### Work to be completed
Report back each line of the records that contains the string "организацией".

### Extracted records
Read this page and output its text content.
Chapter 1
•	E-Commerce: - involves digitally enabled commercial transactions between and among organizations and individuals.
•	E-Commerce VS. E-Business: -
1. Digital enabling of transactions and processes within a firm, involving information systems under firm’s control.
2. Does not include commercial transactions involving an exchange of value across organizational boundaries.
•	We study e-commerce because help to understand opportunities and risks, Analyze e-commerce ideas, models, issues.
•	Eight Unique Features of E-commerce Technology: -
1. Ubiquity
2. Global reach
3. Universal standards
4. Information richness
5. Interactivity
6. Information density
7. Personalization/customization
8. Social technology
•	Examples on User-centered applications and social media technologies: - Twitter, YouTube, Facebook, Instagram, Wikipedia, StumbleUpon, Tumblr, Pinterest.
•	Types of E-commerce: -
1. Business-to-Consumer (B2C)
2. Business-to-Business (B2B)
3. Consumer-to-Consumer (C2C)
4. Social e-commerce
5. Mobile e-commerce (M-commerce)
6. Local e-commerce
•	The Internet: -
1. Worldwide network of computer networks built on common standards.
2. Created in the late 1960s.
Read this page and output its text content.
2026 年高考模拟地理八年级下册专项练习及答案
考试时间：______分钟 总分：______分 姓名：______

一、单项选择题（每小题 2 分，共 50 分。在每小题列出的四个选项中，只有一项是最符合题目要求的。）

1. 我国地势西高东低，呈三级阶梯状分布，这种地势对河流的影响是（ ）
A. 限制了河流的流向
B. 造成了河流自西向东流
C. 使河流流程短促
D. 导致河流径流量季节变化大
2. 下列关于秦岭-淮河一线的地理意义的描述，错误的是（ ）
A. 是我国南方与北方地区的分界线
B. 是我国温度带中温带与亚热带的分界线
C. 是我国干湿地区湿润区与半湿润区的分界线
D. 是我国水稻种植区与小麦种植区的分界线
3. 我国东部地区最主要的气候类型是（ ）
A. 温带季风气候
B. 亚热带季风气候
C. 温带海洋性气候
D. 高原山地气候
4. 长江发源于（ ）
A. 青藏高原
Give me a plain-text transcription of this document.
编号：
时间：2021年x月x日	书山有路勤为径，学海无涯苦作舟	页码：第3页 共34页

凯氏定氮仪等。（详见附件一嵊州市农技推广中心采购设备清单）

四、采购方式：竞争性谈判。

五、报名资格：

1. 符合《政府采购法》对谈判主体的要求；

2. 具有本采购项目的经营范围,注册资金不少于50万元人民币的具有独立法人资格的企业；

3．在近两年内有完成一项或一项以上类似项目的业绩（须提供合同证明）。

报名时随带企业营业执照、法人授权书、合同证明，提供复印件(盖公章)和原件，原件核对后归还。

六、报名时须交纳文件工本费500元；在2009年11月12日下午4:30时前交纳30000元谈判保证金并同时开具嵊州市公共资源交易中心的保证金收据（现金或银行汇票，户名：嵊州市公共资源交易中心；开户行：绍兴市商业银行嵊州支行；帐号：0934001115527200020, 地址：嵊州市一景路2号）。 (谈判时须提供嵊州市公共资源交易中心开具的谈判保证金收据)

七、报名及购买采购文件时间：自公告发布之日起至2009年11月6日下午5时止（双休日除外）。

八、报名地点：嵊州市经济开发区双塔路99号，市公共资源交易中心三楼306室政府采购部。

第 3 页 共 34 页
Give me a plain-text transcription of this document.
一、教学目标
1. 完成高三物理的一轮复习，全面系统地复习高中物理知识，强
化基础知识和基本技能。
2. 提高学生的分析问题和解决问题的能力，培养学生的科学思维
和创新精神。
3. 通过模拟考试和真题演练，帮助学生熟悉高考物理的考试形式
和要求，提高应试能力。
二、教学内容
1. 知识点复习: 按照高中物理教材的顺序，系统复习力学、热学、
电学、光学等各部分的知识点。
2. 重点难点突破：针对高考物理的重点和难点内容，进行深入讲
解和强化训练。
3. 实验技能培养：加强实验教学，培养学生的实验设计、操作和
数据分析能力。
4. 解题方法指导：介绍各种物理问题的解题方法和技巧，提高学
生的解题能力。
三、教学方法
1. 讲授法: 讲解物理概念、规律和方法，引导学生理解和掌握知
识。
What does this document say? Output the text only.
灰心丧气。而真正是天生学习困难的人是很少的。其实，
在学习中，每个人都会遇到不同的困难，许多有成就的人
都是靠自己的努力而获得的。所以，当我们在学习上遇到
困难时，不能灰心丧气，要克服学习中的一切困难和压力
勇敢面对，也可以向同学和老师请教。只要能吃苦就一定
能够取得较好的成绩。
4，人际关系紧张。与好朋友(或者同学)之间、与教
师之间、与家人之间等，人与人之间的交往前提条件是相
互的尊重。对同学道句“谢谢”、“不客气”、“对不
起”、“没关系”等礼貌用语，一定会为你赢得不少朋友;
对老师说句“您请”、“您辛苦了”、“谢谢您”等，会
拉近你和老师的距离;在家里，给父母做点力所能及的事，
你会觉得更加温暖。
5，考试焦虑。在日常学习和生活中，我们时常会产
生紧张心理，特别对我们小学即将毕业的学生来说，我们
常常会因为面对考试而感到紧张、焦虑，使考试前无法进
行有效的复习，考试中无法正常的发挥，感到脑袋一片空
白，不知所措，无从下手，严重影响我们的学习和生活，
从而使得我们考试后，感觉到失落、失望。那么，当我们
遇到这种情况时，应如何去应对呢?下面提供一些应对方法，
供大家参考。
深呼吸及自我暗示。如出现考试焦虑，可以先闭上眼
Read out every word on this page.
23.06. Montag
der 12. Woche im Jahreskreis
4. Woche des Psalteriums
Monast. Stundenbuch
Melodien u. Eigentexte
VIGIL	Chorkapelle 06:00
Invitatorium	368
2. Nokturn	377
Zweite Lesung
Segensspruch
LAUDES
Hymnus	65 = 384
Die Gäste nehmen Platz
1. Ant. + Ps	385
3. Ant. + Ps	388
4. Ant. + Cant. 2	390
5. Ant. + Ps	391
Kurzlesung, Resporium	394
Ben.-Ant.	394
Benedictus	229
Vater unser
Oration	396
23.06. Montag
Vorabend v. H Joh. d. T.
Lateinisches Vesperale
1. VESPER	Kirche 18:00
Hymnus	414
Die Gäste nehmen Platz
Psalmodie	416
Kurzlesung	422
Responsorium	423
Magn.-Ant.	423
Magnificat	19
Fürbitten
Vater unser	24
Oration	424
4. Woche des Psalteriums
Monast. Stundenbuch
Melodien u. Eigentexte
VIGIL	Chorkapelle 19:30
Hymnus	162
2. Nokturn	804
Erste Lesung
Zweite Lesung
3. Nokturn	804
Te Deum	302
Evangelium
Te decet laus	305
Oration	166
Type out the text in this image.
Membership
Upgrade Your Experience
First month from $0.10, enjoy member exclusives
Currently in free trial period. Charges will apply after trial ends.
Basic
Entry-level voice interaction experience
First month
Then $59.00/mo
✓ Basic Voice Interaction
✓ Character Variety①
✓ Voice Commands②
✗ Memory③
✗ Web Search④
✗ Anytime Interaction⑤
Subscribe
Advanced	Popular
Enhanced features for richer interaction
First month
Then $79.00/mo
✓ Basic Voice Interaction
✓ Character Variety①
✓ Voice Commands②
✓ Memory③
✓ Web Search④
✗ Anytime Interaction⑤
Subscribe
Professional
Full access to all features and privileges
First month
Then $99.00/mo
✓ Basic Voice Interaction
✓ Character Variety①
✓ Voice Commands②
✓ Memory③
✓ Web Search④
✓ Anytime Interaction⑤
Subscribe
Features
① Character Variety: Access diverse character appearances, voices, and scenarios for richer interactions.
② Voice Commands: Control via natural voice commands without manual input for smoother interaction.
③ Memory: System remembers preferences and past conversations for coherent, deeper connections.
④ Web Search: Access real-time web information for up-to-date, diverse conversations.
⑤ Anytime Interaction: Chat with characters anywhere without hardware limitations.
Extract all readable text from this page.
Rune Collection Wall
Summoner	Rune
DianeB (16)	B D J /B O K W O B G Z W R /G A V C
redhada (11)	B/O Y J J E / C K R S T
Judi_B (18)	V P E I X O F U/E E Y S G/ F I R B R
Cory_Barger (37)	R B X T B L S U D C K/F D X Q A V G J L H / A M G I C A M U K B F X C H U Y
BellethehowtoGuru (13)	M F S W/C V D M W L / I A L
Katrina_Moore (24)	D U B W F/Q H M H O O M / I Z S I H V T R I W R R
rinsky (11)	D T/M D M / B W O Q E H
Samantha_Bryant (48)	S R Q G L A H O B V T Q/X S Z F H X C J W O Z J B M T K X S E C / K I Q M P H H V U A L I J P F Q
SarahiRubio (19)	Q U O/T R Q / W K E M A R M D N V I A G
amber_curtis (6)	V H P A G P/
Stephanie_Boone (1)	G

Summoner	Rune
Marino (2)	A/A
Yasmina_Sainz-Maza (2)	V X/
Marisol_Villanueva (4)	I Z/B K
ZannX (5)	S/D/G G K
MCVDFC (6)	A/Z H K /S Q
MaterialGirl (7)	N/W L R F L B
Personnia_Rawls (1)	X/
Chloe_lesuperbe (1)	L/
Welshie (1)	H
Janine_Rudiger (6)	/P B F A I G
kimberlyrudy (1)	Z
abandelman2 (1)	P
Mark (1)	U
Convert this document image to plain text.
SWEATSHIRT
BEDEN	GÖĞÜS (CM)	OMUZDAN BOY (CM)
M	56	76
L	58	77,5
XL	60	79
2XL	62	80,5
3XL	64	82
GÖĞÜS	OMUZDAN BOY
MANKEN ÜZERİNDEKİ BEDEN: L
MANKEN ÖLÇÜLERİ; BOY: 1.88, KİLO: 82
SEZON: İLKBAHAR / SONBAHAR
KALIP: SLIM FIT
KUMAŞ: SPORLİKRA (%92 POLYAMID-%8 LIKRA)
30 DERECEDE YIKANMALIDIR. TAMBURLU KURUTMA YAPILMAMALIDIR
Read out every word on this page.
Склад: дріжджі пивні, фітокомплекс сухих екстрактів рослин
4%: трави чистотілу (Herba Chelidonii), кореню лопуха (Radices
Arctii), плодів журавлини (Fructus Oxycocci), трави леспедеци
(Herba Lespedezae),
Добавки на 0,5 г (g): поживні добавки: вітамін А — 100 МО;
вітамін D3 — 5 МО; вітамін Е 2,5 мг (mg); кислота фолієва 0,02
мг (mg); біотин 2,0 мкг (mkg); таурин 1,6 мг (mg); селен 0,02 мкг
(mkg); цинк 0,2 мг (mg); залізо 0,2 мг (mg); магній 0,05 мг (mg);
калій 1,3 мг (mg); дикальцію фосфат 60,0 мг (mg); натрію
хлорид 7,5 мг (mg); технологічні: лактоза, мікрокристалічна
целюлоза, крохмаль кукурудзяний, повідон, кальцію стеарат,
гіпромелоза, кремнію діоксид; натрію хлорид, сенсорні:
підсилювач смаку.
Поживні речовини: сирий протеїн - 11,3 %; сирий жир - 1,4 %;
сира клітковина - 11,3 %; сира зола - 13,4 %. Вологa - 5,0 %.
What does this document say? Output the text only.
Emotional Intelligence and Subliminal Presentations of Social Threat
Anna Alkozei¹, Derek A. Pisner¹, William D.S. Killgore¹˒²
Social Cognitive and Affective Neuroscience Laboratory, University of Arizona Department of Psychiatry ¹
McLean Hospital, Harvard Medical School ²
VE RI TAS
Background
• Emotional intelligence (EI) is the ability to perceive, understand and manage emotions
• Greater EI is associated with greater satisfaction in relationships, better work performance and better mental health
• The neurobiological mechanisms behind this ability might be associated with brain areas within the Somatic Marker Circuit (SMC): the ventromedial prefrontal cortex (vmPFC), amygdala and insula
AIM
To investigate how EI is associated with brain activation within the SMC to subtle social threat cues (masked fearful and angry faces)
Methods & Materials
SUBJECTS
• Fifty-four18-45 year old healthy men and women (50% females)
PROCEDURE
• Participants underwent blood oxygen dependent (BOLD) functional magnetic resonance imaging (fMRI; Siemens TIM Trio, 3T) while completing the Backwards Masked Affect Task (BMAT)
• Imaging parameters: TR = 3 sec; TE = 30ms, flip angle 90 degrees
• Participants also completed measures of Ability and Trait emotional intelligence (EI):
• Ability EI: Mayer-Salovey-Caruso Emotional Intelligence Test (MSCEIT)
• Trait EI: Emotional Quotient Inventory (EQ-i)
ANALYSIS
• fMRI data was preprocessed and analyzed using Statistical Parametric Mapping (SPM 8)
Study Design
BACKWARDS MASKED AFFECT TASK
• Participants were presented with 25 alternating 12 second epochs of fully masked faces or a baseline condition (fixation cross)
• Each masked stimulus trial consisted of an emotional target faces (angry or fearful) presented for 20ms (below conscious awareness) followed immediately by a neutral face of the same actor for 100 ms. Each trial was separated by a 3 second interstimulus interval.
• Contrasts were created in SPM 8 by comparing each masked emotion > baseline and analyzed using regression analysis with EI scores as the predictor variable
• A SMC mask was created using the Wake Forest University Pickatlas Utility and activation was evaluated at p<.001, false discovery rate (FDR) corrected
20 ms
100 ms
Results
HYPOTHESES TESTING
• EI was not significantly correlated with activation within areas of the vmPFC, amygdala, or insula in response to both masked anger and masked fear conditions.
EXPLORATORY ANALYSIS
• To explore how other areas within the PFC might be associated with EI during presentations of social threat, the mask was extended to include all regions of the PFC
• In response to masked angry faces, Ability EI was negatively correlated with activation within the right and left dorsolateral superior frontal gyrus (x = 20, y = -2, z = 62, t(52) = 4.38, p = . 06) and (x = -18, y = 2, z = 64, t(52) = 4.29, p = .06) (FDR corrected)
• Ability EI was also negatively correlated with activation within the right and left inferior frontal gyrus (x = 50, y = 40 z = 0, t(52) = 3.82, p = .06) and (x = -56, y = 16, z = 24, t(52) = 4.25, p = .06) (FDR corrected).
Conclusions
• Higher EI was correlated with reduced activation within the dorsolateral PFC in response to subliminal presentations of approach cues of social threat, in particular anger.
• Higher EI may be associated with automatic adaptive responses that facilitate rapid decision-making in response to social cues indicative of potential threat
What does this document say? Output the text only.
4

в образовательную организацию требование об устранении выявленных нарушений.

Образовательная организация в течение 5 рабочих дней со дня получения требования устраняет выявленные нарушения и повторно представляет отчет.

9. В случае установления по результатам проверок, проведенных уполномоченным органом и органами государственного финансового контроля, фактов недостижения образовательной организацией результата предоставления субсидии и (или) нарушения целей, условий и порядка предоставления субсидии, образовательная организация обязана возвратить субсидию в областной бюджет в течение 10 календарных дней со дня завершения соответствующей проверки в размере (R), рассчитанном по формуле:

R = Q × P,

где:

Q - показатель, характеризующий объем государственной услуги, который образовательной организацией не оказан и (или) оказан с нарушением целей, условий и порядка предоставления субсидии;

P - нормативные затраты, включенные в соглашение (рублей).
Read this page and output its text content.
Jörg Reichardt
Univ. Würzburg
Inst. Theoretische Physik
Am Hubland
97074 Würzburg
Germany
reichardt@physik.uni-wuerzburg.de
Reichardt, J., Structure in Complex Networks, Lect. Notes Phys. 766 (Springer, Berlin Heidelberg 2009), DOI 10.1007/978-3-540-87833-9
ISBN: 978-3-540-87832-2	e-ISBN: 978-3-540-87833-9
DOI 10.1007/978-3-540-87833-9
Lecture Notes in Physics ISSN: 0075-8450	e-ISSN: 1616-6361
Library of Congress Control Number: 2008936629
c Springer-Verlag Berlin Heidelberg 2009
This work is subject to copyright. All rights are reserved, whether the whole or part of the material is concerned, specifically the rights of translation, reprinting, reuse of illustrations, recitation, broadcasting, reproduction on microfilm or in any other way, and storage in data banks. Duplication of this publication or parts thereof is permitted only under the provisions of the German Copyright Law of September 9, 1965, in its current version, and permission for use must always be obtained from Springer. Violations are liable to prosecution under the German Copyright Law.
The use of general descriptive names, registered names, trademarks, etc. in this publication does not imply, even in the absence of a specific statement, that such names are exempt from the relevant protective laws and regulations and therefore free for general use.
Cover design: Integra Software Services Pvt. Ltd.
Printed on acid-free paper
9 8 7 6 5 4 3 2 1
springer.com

### Response for this exercise
9. В случае установления по результатам проверок, проведенных уполномоченным органом и органами государственного финансового контроля, фактов недостижения образовательной организацией результата предоставления субсидии и (или) нарушения целей, условий и порядка предоставления субсидии, образовательная организация обязана возвратить субсидию в областной бюджет в течение 10 календарных дней со дня завершения соответствующей проверки в размере (R), рассчитанном по формуле:
Q - показатель, характеризующий объем государственной услуги, который образовательной организацией не оказан и (или) оказан с нарушением целей, условий и порядка предоставления субсидии;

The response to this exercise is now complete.